>>>
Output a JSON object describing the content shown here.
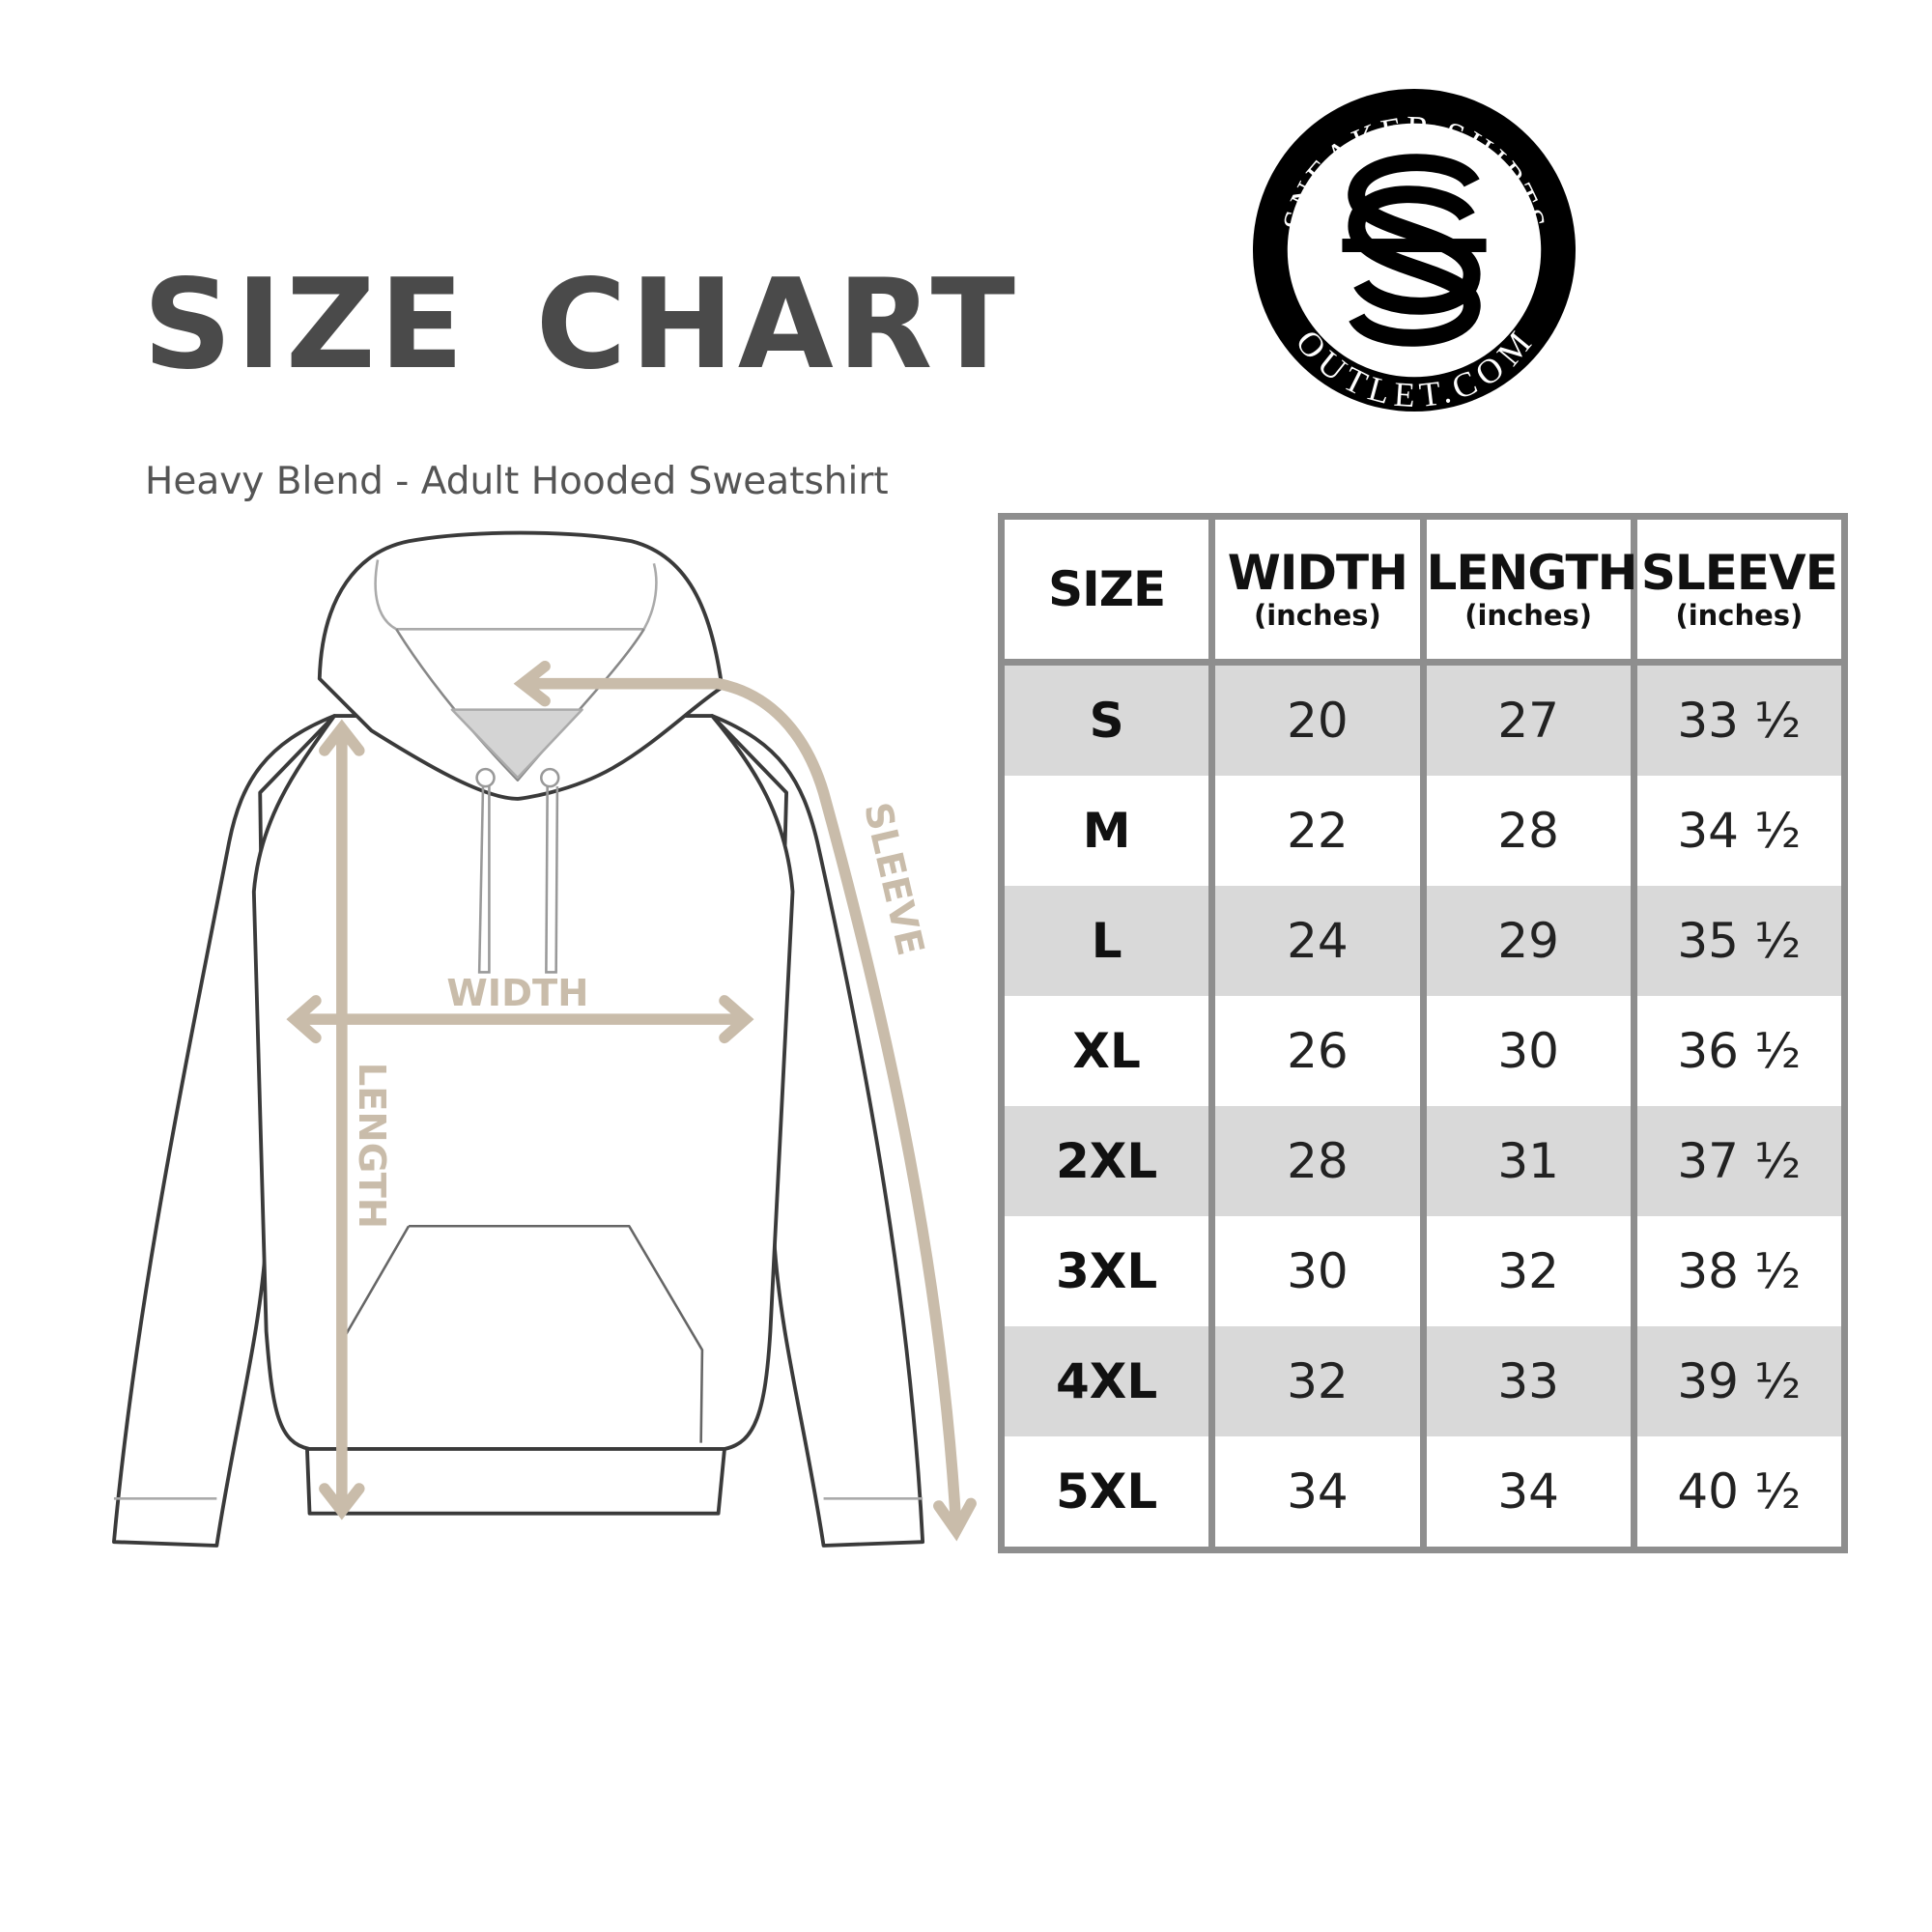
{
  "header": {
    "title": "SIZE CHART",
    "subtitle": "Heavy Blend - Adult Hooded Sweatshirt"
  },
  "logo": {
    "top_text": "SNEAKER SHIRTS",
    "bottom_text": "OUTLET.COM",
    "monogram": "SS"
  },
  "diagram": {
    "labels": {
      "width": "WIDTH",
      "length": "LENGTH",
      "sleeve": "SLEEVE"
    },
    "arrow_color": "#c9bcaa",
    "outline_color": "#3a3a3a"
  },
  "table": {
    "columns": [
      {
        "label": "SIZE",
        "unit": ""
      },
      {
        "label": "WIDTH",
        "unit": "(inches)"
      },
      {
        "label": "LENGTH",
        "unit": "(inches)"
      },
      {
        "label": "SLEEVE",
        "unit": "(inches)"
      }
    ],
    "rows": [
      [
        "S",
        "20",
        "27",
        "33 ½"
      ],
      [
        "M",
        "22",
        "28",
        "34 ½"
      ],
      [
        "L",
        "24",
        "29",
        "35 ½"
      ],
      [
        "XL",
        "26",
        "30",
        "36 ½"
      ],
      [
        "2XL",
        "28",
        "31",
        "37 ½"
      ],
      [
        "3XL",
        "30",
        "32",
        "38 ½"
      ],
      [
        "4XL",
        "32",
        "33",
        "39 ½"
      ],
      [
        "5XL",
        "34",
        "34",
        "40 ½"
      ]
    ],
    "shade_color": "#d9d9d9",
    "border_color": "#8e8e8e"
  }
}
<<<
>>>
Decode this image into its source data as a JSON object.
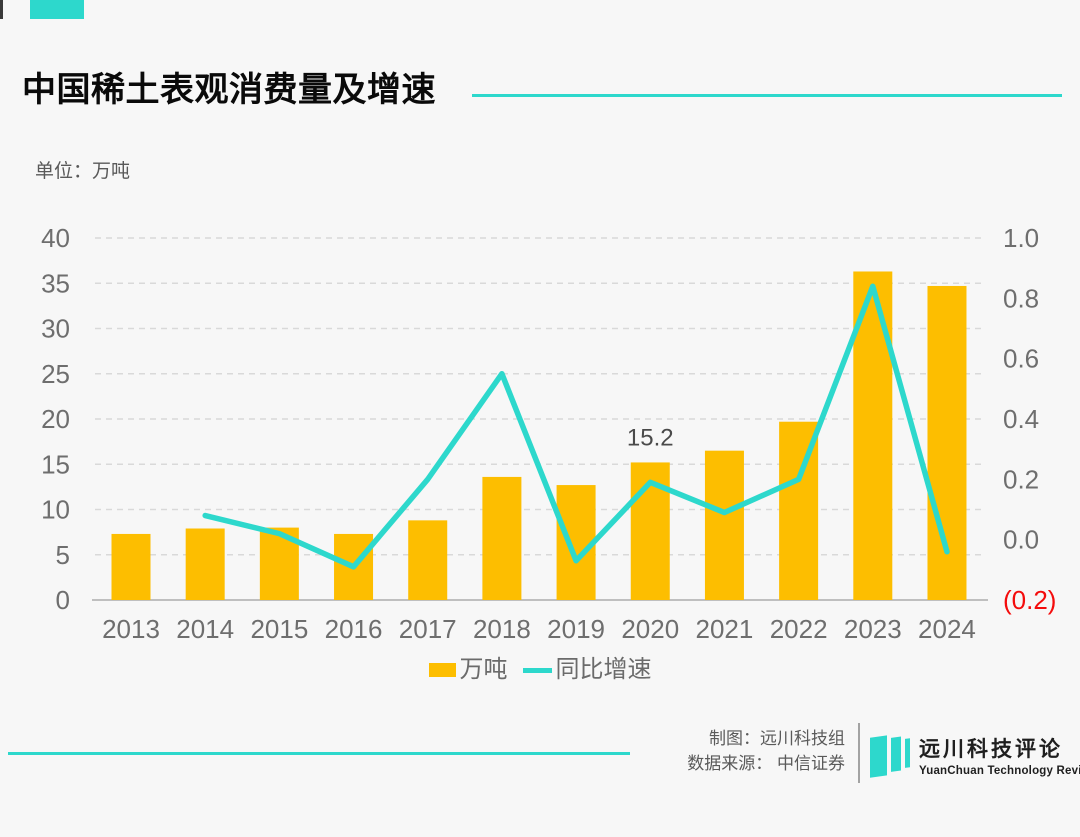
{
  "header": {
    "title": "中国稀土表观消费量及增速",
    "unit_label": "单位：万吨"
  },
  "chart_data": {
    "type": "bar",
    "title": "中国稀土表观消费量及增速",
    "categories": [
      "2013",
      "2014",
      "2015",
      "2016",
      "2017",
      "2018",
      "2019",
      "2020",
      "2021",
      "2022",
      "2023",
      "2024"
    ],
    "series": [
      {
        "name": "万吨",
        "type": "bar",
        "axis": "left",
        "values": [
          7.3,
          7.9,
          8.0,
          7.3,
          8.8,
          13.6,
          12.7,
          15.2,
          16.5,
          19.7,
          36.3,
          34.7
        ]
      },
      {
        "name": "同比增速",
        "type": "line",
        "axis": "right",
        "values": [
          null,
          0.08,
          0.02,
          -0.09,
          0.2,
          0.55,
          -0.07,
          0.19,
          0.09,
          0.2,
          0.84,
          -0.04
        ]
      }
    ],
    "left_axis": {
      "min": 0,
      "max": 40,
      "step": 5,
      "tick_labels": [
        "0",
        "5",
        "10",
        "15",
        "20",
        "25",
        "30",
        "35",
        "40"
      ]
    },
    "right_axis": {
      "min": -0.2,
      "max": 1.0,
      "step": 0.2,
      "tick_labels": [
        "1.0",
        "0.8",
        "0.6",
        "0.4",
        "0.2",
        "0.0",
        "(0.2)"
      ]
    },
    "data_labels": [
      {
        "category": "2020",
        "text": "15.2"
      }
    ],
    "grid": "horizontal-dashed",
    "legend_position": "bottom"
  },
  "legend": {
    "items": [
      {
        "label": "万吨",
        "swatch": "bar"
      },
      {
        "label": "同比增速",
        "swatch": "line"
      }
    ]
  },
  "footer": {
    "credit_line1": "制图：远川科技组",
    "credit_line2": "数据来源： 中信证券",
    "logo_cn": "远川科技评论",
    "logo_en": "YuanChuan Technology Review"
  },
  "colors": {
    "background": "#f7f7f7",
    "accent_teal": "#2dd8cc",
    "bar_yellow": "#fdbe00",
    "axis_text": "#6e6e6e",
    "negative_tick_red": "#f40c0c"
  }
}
<<<
## Stated problem
How many lines of these entries contain "JSON"? Answer with the number and nothing else.

## Result of this task
2